_Exercise data_:

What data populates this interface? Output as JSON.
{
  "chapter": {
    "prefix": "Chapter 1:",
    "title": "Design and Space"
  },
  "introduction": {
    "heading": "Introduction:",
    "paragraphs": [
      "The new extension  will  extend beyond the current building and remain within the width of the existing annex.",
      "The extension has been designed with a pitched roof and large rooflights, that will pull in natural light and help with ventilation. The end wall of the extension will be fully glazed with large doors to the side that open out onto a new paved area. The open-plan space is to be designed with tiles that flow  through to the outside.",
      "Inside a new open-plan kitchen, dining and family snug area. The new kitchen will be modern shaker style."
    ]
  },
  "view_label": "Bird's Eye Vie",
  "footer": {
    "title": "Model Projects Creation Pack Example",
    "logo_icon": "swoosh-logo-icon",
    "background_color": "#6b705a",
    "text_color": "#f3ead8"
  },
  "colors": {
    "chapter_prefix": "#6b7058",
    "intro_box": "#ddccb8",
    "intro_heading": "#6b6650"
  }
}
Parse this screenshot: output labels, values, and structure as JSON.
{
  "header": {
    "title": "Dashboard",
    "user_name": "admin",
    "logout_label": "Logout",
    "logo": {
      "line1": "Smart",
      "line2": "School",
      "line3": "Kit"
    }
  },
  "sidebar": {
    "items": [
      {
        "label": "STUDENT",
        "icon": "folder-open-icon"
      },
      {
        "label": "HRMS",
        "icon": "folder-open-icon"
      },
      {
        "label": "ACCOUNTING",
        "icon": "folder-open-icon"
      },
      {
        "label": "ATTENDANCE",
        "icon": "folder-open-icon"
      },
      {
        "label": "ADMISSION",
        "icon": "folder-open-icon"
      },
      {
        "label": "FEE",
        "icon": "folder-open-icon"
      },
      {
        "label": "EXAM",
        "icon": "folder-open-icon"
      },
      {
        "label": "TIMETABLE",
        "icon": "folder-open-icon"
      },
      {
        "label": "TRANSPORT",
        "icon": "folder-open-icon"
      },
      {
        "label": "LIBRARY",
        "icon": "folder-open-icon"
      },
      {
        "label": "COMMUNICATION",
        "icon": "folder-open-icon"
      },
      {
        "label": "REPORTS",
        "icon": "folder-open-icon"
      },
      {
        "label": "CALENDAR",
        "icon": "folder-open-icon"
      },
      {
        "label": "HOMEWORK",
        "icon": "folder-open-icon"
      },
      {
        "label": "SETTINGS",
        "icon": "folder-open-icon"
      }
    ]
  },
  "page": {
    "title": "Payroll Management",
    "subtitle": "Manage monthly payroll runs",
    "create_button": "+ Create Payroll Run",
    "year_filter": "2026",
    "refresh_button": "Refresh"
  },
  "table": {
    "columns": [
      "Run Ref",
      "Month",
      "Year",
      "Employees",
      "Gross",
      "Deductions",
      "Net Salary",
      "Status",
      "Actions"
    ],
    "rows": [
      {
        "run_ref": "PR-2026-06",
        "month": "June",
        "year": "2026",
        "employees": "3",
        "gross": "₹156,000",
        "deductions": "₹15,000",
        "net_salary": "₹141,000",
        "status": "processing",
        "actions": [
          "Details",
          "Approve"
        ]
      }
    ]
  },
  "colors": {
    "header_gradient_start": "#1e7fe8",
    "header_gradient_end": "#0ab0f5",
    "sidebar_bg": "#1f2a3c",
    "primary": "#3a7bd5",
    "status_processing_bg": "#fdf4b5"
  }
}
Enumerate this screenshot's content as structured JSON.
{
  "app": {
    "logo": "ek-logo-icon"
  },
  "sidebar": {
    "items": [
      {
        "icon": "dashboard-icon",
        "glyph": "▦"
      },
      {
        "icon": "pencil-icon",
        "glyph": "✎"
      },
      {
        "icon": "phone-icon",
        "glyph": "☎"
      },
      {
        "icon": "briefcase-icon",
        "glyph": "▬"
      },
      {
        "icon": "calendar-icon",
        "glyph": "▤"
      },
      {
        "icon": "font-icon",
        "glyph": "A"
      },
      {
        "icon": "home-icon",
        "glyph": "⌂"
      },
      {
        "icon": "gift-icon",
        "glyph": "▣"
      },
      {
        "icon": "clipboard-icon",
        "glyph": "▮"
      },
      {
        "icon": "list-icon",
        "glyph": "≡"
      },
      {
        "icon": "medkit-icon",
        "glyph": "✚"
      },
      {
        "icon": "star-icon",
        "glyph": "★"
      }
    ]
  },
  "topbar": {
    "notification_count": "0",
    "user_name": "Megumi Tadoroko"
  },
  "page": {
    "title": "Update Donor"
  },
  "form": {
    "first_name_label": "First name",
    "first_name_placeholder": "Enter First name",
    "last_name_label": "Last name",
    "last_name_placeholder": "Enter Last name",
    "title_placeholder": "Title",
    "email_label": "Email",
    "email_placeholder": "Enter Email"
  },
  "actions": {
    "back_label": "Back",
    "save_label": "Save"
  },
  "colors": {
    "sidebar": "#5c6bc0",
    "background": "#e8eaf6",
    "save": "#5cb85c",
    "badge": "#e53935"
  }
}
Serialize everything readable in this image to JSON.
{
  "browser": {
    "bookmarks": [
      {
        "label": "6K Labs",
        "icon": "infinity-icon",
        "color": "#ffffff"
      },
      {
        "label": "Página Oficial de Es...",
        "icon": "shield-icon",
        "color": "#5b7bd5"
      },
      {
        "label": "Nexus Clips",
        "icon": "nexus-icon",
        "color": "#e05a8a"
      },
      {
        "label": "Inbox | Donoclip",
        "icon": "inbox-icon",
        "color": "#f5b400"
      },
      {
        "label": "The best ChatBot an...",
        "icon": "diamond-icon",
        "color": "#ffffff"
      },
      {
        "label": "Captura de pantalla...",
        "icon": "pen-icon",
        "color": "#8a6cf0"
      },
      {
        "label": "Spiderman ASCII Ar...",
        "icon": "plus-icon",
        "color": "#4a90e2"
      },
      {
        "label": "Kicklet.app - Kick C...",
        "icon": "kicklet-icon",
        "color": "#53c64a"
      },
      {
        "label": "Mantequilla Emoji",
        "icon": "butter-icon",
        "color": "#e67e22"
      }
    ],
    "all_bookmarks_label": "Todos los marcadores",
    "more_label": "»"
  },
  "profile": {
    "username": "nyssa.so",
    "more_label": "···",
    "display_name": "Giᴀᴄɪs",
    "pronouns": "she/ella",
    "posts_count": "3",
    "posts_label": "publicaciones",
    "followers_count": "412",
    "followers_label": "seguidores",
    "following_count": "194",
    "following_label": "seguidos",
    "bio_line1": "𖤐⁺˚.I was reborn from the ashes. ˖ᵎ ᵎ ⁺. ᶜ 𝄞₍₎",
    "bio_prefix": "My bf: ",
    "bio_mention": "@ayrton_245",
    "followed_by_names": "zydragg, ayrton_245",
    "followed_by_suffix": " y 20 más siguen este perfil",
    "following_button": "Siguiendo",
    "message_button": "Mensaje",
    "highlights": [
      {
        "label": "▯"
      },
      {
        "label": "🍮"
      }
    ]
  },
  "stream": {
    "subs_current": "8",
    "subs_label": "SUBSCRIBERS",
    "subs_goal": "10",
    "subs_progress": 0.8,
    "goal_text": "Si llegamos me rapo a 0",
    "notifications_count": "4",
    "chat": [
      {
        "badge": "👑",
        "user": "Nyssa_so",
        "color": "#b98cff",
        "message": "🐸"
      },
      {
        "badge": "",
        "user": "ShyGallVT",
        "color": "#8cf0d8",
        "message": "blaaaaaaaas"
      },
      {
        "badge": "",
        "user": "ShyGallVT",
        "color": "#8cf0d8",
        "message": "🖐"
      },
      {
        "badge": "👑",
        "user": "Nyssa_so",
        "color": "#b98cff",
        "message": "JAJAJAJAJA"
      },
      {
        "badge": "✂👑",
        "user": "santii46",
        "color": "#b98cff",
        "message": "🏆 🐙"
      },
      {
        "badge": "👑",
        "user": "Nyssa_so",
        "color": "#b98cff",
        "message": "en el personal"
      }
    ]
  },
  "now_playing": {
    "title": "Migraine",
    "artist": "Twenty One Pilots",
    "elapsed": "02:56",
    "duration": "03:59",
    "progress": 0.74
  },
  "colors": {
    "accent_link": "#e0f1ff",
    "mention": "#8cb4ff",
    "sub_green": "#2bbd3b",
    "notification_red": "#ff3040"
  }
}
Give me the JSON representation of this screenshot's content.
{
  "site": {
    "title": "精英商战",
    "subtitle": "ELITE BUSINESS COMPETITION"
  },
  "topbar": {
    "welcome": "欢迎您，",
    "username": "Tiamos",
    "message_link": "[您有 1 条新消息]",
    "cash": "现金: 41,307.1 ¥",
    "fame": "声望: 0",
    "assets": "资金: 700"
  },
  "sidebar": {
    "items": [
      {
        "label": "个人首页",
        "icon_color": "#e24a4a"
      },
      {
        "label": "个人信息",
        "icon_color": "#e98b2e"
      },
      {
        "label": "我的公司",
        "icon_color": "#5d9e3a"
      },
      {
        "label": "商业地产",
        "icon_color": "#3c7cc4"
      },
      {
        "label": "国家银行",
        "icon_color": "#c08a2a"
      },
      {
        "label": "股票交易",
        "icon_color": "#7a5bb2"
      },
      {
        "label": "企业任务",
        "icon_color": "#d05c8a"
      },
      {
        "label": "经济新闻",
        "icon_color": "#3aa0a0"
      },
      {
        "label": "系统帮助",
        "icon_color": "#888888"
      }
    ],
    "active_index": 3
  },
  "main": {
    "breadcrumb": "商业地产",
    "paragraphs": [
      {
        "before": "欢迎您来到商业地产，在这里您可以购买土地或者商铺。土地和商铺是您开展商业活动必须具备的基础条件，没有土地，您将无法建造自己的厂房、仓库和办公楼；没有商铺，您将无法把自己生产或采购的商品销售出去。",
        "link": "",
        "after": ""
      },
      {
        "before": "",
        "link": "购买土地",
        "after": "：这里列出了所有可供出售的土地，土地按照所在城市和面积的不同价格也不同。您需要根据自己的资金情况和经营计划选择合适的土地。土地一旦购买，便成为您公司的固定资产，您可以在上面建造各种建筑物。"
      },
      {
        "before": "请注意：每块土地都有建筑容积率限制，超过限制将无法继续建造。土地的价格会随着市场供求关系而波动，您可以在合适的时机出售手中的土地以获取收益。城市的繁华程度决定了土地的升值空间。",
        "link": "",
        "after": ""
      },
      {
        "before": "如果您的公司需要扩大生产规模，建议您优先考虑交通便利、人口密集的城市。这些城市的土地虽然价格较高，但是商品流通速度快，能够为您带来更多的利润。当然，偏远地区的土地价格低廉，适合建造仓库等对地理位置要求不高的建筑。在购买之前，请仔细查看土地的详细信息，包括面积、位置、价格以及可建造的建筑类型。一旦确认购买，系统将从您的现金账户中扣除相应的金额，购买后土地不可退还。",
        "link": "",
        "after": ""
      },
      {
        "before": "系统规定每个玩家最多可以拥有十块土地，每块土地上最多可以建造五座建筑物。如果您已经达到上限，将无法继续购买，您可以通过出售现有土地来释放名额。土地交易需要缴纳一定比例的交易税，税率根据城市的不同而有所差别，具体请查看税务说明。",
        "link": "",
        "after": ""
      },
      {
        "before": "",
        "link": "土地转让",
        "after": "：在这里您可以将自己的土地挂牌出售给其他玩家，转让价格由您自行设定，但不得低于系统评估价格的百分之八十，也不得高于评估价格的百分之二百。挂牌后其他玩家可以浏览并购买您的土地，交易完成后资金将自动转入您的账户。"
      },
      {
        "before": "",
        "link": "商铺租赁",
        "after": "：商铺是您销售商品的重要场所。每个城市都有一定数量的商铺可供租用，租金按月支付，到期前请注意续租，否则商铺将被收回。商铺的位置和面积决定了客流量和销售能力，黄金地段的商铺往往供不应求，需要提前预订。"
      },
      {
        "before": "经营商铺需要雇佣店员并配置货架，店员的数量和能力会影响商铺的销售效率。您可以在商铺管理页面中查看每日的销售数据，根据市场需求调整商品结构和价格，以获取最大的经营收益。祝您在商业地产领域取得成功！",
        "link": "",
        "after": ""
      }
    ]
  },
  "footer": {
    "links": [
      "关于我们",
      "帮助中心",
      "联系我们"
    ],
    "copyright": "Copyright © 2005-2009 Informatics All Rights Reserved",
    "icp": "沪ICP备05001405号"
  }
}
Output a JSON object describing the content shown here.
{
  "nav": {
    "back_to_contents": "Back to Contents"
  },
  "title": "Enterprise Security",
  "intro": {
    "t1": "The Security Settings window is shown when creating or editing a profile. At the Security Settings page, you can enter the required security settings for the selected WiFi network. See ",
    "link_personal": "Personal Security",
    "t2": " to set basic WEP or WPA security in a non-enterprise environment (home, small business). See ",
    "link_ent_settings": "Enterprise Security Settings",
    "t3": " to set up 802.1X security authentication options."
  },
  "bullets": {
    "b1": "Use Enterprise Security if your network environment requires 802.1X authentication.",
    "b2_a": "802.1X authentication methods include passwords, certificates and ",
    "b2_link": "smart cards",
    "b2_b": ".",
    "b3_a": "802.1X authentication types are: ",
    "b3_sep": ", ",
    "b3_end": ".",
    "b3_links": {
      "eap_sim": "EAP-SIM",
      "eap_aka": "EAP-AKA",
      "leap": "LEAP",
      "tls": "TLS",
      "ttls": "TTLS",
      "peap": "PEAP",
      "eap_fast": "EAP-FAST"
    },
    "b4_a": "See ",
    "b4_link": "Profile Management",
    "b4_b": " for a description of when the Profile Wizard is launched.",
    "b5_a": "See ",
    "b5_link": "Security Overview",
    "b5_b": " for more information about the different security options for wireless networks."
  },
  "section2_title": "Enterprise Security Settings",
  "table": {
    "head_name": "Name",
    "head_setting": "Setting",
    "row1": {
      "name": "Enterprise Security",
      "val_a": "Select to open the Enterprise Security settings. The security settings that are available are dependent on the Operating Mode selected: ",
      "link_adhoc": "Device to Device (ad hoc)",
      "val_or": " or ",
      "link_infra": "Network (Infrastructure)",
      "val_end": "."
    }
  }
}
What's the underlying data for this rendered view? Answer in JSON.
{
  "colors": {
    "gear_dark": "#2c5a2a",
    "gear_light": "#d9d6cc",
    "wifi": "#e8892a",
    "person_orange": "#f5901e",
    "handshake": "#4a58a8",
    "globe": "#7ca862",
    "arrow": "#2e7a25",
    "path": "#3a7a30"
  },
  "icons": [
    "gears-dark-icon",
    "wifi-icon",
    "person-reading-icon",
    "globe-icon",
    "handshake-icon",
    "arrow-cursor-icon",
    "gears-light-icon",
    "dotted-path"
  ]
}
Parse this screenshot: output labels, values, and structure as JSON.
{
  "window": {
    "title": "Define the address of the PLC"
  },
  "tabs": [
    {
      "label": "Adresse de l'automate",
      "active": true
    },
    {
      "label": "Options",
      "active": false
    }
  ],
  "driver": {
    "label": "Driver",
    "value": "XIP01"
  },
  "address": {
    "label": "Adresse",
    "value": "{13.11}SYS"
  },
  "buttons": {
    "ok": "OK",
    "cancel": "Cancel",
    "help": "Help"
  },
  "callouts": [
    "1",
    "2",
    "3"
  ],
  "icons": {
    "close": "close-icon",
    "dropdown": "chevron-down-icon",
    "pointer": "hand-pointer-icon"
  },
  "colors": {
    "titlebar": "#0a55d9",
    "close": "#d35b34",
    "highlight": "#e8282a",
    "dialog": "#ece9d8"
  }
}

_Direction_: Identify every line above with the string "Adresse" in it. Copy those lines.

_Task result_:
      "label": "Adresse de l'automate",
    "label": "Adresse",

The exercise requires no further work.